Record list:
☆ ☆ ☆ ☆ ☆ ☆ ☆
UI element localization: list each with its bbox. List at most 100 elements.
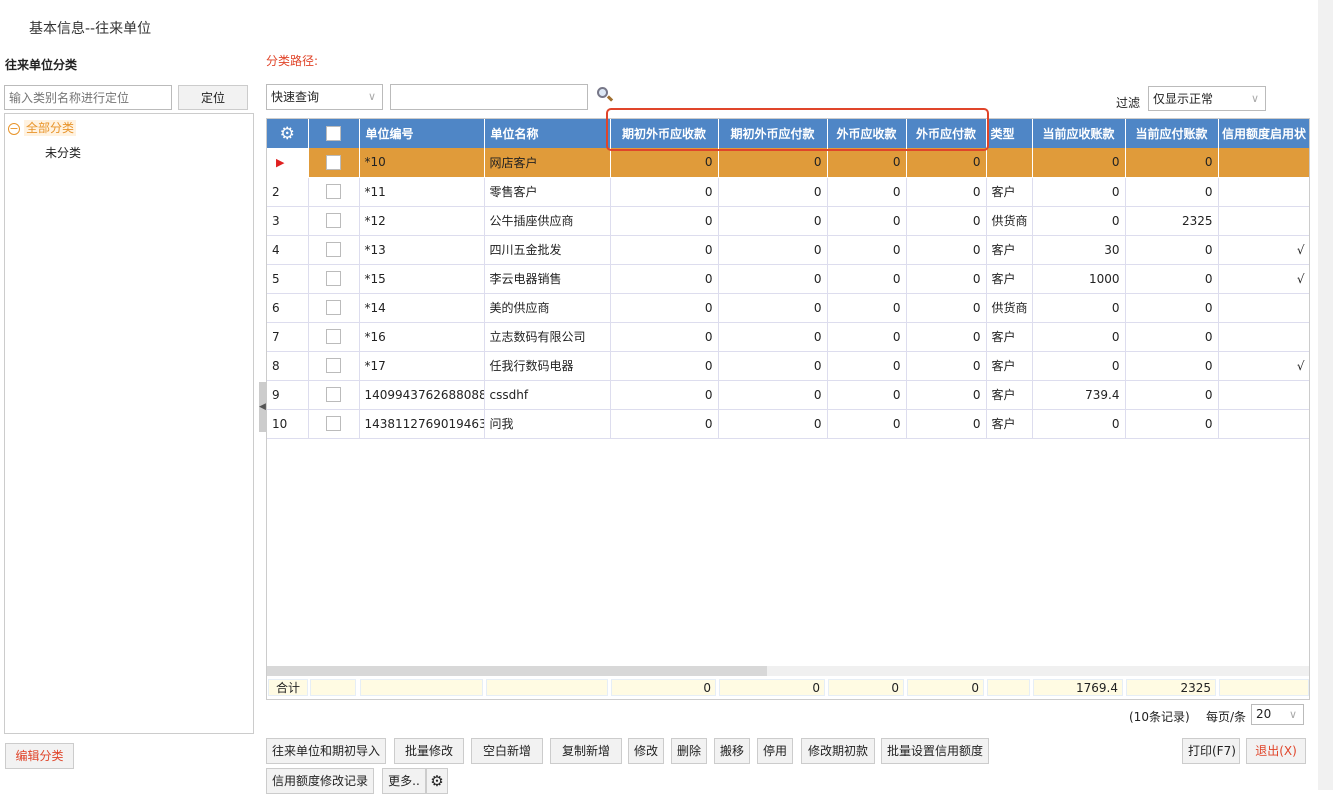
cell-credit-enabled bbox=[1218, 293, 1309, 323]
table-row[interactable]: 4 *13 四川五金批发 0 0 0 0 客户 30 0 √ bbox=[267, 235, 1309, 265]
table-row[interactable]: 6 *14 美的供应商 0 0 0 0 供货商 0 0 bbox=[267, 293, 1309, 323]
row-checkbox[interactable] bbox=[308, 177, 360, 207]
credit-history-button[interactable]: 信用额度修改记录 bbox=[266, 768, 374, 794]
cell-current-payable: 0 bbox=[1125, 264, 1219, 294]
action-button-0[interactable]: 往来单位和期初导入 bbox=[266, 738, 386, 764]
more-button[interactable]: 更多.. bbox=[382, 768, 426, 794]
table-row[interactable]: 3 *12 公牛插座供应商 0 0 0 0 供货商 0 2325 bbox=[267, 206, 1309, 236]
filter-select[interactable]: 仅显示正常 ∨ bbox=[1148, 86, 1266, 111]
chevron-down-icon: ∨ bbox=[1288, 708, 1297, 721]
col-current-payable[interactable]: 当前应付账款 bbox=[1125, 119, 1219, 148]
cell-type: 客户 bbox=[986, 351, 1033, 381]
row-checkbox[interactable] bbox=[308, 409, 360, 439]
col-type[interactable]: 类型 bbox=[986, 119, 1033, 148]
locate-button[interactable]: 定位 bbox=[178, 85, 248, 110]
cell-fx-payable: 0 bbox=[906, 380, 987, 410]
action-button-3[interactable]: 复制新增 bbox=[550, 738, 622, 764]
cell-init-fx-payable: 0 bbox=[718, 264, 828, 294]
sidebar-heading: 往来单位分类 bbox=[5, 58, 78, 72]
cell-name: 四川五金批发 bbox=[484, 235, 611, 265]
cell-name: cssdhf bbox=[484, 380, 611, 410]
table-row[interactable]: ▶ *10 网店客户 0 0 0 0 0 0 bbox=[267, 148, 1309, 178]
action-button-9[interactable]: 批量设置信用额度 bbox=[881, 738, 989, 764]
cell-fx-payable: 0 bbox=[906, 293, 987, 323]
action-button-7[interactable]: 停用 bbox=[757, 738, 793, 764]
page-scrollbar[interactable] bbox=[1318, 0, 1333, 790]
cell-code: *12 bbox=[359, 206, 485, 236]
table-row[interactable]: 5 *15 李云电器销售 0 0 0 0 客户 1000 0 √ bbox=[267, 264, 1309, 294]
cell-name: 公牛插座供应商 bbox=[484, 206, 611, 236]
category-search-input[interactable] bbox=[4, 85, 172, 110]
search-input[interactable] bbox=[390, 84, 588, 110]
table-row[interactable]: 7 *16 立志数码有限公司 0 0 0 0 客户 0 0 bbox=[267, 322, 1309, 352]
search-icon[interactable] bbox=[597, 87, 614, 105]
select-all-checkbox[interactable] bbox=[308, 119, 360, 148]
col-code[interactable]: 单位编号 bbox=[359, 119, 485, 148]
row-index: 3 bbox=[267, 206, 309, 236]
cell-credit-enabled bbox=[1218, 322, 1309, 352]
col-name[interactable]: 单位名称 bbox=[484, 119, 611, 148]
print-button[interactable]: 打印(F7) bbox=[1182, 738, 1240, 764]
row-checkbox[interactable] bbox=[308, 293, 360, 323]
table-row[interactable]: 9 14099437626880888 cssdhf 0 0 0 0 客户 739.4 0 bbox=[267, 380, 1309, 410]
cell-type: 客户 bbox=[986, 177, 1033, 207]
cell-current-payable: 0 bbox=[1125, 409, 1219, 439]
tree-item-uncategorized[interactable]: 未分类 bbox=[45, 144, 81, 161]
cell-current-receivable: 0 bbox=[1032, 293, 1126, 323]
filter-label: 过滤 bbox=[1116, 96, 1141, 110]
highlight-box bbox=[606, 108, 989, 151]
horizontal-scrollbar[interactable] bbox=[267, 666, 1309, 676]
cell-init-fx-payable: 0 bbox=[718, 409, 828, 439]
row-index: 10 bbox=[267, 409, 309, 439]
cell-code: *10 bbox=[359, 148, 485, 178]
row-checkbox[interactable] bbox=[308, 322, 360, 352]
settings-gear-icon[interactable]: ⚙ bbox=[426, 768, 448, 794]
table-row[interactable]: 10 14381127690194634 问我 0 0 0 0 客户 0 0 bbox=[267, 409, 1309, 439]
edit-category-button[interactable]: 编辑分类 bbox=[5, 743, 74, 769]
row-index: 5 bbox=[267, 264, 309, 294]
table-row[interactable]: 8 *17 任我行数码电器 0 0 0 0 客户 0 0 √ bbox=[267, 351, 1309, 381]
cell-credit-enabled: √ bbox=[1218, 264, 1309, 294]
per-page-select[interactable]: 20 ∨ bbox=[1251, 704, 1304, 725]
action-button-1[interactable]: 批量修改 bbox=[394, 738, 464, 764]
summary-init-fx-receivable: 0 bbox=[611, 679, 716, 696]
cell-current-receivable: 0 bbox=[1032, 148, 1126, 178]
cell-current-payable: 0 bbox=[1125, 380, 1219, 410]
row-checkbox[interactable] bbox=[308, 206, 360, 236]
tree-item-all[interactable]: − 全部分类 bbox=[8, 119, 77, 136]
action-button-4[interactable]: 修改 bbox=[628, 738, 664, 764]
chevron-down-icon: ∨ bbox=[1250, 92, 1259, 105]
action-button-6[interactable]: 搬移 bbox=[714, 738, 750, 764]
cell-init-fx-receivable: 0 bbox=[610, 177, 719, 207]
cell-init-fx-receivable: 0 bbox=[610, 206, 719, 236]
col-current-receivable[interactable]: 当前应收账款 bbox=[1032, 119, 1126, 148]
summary-fx-payable: 0 bbox=[907, 679, 984, 696]
summary-current-payable: 2325 bbox=[1126, 679, 1216, 696]
row-checkbox[interactable] bbox=[308, 148, 360, 178]
action-button-8[interactable]: 修改期初款 bbox=[801, 738, 875, 764]
table-row[interactable]: 2 *11 零售客户 0 0 0 0 客户 0 0 bbox=[267, 177, 1309, 207]
cell-credit-enabled bbox=[1218, 206, 1309, 236]
row-checkbox[interactable] bbox=[308, 351, 360, 381]
action-button-5[interactable]: 删除 bbox=[671, 738, 707, 764]
exit-button[interactable]: 退出(X) bbox=[1246, 738, 1306, 764]
column-settings-gear-icon[interactable]: ⚙ bbox=[267, 119, 309, 148]
action-button-2[interactable]: 空白新增 bbox=[471, 738, 543, 764]
row-checkbox[interactable] bbox=[308, 235, 360, 265]
cell-fx-payable: 0 bbox=[906, 322, 987, 352]
cell-fx-receivable: 0 bbox=[827, 409, 907, 439]
row-checkbox[interactable] bbox=[308, 380, 360, 410]
cell-fx-receivable: 0 bbox=[827, 380, 907, 410]
cell-current-payable: 2325 bbox=[1125, 206, 1219, 236]
chevron-down-icon: ∨ bbox=[367, 90, 376, 103]
col-credit-enabled[interactable]: 信用额度启用状 bbox=[1218, 119, 1309, 148]
cell-type: 供货商 bbox=[986, 206, 1033, 236]
quick-query-select[interactable]: 快速查询 ∨ bbox=[266, 84, 383, 110]
cell-current-payable: 0 bbox=[1125, 177, 1219, 207]
cell-credit-enabled bbox=[1218, 409, 1309, 439]
cell-fx-receivable: 0 bbox=[827, 206, 907, 236]
row-checkbox[interactable] bbox=[308, 264, 360, 294]
cell-current-receivable: 0 bbox=[1032, 206, 1126, 236]
cell-current-payable: 0 bbox=[1125, 322, 1219, 352]
cell-init-fx-payable: 0 bbox=[718, 293, 828, 323]
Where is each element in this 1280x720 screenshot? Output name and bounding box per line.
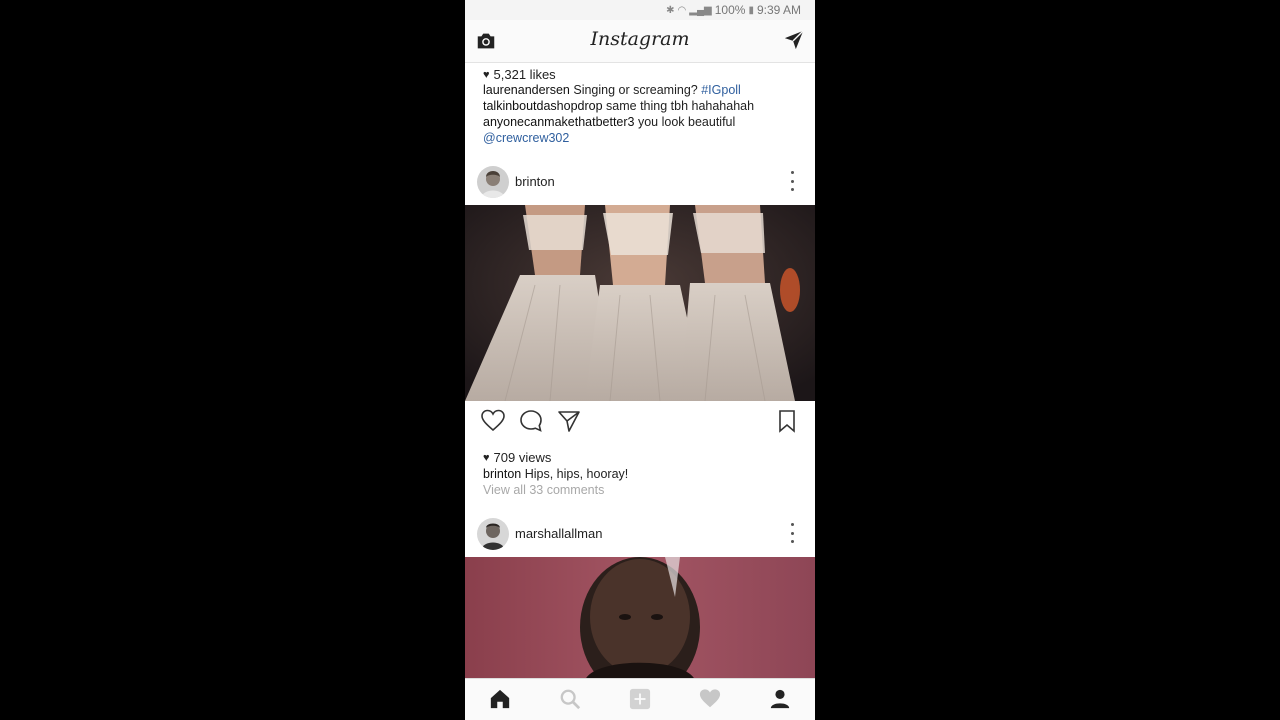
☆ ☆ ☆ ☆ ☆ ☆ ☆
Exercise directions: Rewrite all the items above with "row-checkbox" changed to "row-select-box" everywhere and nothing else altered. Leave out the pictures.

Exercise solution:
UI element localization: list each with its bbox. List at most 100 elements.
cell-credit-enabled bbox=[1218, 293, 1309, 323]
table-row[interactable]: 4 *13 四川五金批发 0 0 0 0 客户 30 0 √ bbox=[267, 235, 1309, 265]
table-row[interactable]: 6 *14 美的供应商 0 0 0 0 供货商 0 0 bbox=[267, 293, 1309, 323]
row-select-box[interactable] bbox=[308, 177, 360, 207]
credit-history-button[interactable]: 信用额度修改记录 bbox=[266, 768, 374, 794]
cell-current-payable: 0 bbox=[1125, 264, 1219, 294]
action-button-0[interactable]: 往来单位和期初导入 bbox=[266, 738, 386, 764]
more-button[interactable]: 更多.. bbox=[382, 768, 426, 794]
table-row[interactable]: 3 *12 公牛插座供应商 0 0 0 0 供货商 0 2325 bbox=[267, 206, 1309, 236]
filter-select[interactable]: 仅显示正常 ∨ bbox=[1148, 86, 1266, 111]
chevron-down-icon: ∨ bbox=[1288, 708, 1297, 721]
col-current-payable[interactable]: 当前应付账款 bbox=[1125, 119, 1219, 148]
cell-type: 客户 bbox=[986, 351, 1033, 381]
row-select-box[interactable] bbox=[308, 409, 360, 439]
col-type[interactable]: 类型 bbox=[986, 119, 1033, 148]
locate-button[interactable]: 定位 bbox=[178, 85, 248, 110]
cell-fx-payable: 0 bbox=[906, 380, 987, 410]
action-button-3[interactable]: 复制新增 bbox=[550, 738, 622, 764]
cell-init-fx-payable: 0 bbox=[718, 264, 828, 294]
sidebar-heading: 往来单位分类 bbox=[5, 58, 78, 72]
cell-name: 四川五金批发 bbox=[484, 235, 611, 265]
cell-name: cssdhf bbox=[484, 380, 611, 410]
table-row[interactable]: ▶ *10 网店客户 0 0 0 0 0 0 bbox=[267, 148, 1309, 178]
action-button-9[interactable]: 批量设置信用额度 bbox=[881, 738, 989, 764]
cell-fx-payable: 0 bbox=[906, 293, 987, 323]
action-button-7[interactable]: 停用 bbox=[757, 738, 793, 764]
page-scrollbar[interactable] bbox=[1318, 0, 1333, 790]
cell-code: *12 bbox=[359, 206, 485, 236]
table-row[interactable]: 5 *15 李云电器销售 0 0 0 0 客户 1000 0 √ bbox=[267, 264, 1309, 294]
cell-name: 公牛插座供应商 bbox=[484, 206, 611, 236]
category-search-input[interactable] bbox=[4, 85, 172, 110]
search-input[interactable] bbox=[390, 84, 588, 110]
table-row[interactable]: 7 *16 立志数码有限公司 0 0 0 0 客户 0 0 bbox=[267, 322, 1309, 352]
search-icon[interactable] bbox=[597, 87, 614, 105]
select-all-checkbox[interactable] bbox=[308, 119, 360, 148]
col-code[interactable]: 单位编号 bbox=[359, 119, 485, 148]
row-index: 3 bbox=[267, 206, 309, 236]
cell-credit-enabled bbox=[1218, 322, 1309, 352]
col-name[interactable]: 单位名称 bbox=[484, 119, 611, 148]
print-button[interactable]: 打印(F7) bbox=[1182, 738, 1240, 764]
row-select-box[interactable] bbox=[308, 293, 360, 323]
table-row[interactable]: 9 14099437626880888 cssdhf 0 0 0 0 客户 739.4 0 bbox=[267, 380, 1309, 410]
cell-type: 客户 bbox=[986, 177, 1033, 207]
cell-current-payable: 0 bbox=[1125, 409, 1219, 439]
tree-item-uncategorized[interactable]: 未分类 bbox=[45, 144, 81, 161]
cell-current-receivable: 0 bbox=[1032, 293, 1126, 323]
filter-label: 过滤 bbox=[1116, 96, 1141, 110]
highlight-box bbox=[606, 108, 989, 151]
horizontal-scrollbar[interactable] bbox=[267, 666, 1309, 676]
cell-init-fx-payable: 0 bbox=[718, 409, 828, 439]
row-index: 10 bbox=[267, 409, 309, 439]
cell-code: *10 bbox=[359, 148, 485, 178]
row-select-box[interactable] bbox=[308, 322, 360, 352]
settings-gear-icon[interactable]: ⚙ bbox=[426, 768, 448, 794]
table-row[interactable]: 10 14381127690194634 问我 0 0 0 0 客户 0 0 bbox=[267, 409, 1309, 439]
edit-category-button[interactable]: 编辑分类 bbox=[5, 743, 74, 769]
row-index: 5 bbox=[267, 264, 309, 294]
table-row[interactable]: 8 *17 任我行数码电器 0 0 0 0 客户 0 0 √ bbox=[267, 351, 1309, 381]
cell-credit-enabled: √ bbox=[1218, 264, 1309, 294]
per-page-select[interactable]: 20 ∨ bbox=[1251, 704, 1304, 725]
action-button-1[interactable]: 批量修改 bbox=[394, 738, 464, 764]
summary-init-fx-receivable: 0 bbox=[611, 679, 716, 696]
cell-current-receivable: 0 bbox=[1032, 148, 1126, 178]
cell-current-payable: 0 bbox=[1125, 380, 1219, 410]
row-select-box[interactable] bbox=[308, 206, 360, 236]
tree-item-all[interactable]: − 全部分类 bbox=[8, 119, 77, 136]
action-button-4[interactable]: 修改 bbox=[628, 738, 664, 764]
chevron-down-icon: ∨ bbox=[1250, 92, 1259, 105]
action-button-6[interactable]: 搬移 bbox=[714, 738, 750, 764]
cell-init-fx-receivable: 0 bbox=[610, 177, 719, 207]
cell-init-fx-receivable: 0 bbox=[610, 206, 719, 236]
col-current-receivable[interactable]: 当前应收账款 bbox=[1032, 119, 1126, 148]
summary-fx-payable: 0 bbox=[907, 679, 984, 696]
summary-current-payable: 2325 bbox=[1126, 679, 1216, 696]
row-select-box[interactable] bbox=[308, 148, 360, 178]
action-button-8[interactable]: 修改期初款 bbox=[801, 738, 875, 764]
table-row[interactable]: 2 *11 零售客户 0 0 0 0 客户 0 0 bbox=[267, 177, 1309, 207]
cell-credit-enabled bbox=[1218, 206, 1309, 236]
row-select-box[interactable] bbox=[308, 351, 360, 381]
action-button-5[interactable]: 删除 bbox=[671, 738, 707, 764]
exit-button[interactable]: 退出(X) bbox=[1246, 738, 1306, 764]
column-settings-gear-icon[interactable]: ⚙ bbox=[267, 119, 309, 148]
action-button-2[interactable]: 空白新增 bbox=[471, 738, 543, 764]
row-select-box[interactable] bbox=[308, 235, 360, 265]
cell-fx-payable: 0 bbox=[906, 322, 987, 352]
cell-fx-receivable: 0 bbox=[827, 409, 907, 439]
row-select-box[interactable] bbox=[308, 380, 360, 410]
cell-fx-receivable: 0 bbox=[827, 380, 907, 410]
cell-current-payable: 2325 bbox=[1125, 206, 1219, 236]
chevron-down-icon: ∨ bbox=[367, 90, 376, 103]
col-credit-enabled[interactable]: 信用额度启用状 bbox=[1218, 119, 1309, 148]
cell-type: 供货商 bbox=[986, 206, 1033, 236]
quick-query-select[interactable]: 快速查询 ∨ bbox=[266, 84, 383, 110]
cell-current-payable: 0 bbox=[1125, 177, 1219, 207]
cell-credit-enabled bbox=[1218, 409, 1309, 439]
cell-fx-receivable: 0 bbox=[827, 206, 907, 236]
row-select-box[interactable] bbox=[308, 264, 360, 294]
cell-current-receivable: 0 bbox=[1032, 206, 1126, 236]
cell-current-payable: 0 bbox=[1125, 322, 1219, 352]
cell-init-fx-payable: 0 bbox=[718, 293, 828, 323]
Where is each element in this 1280x720 screenshot? Output name and bounding box per line.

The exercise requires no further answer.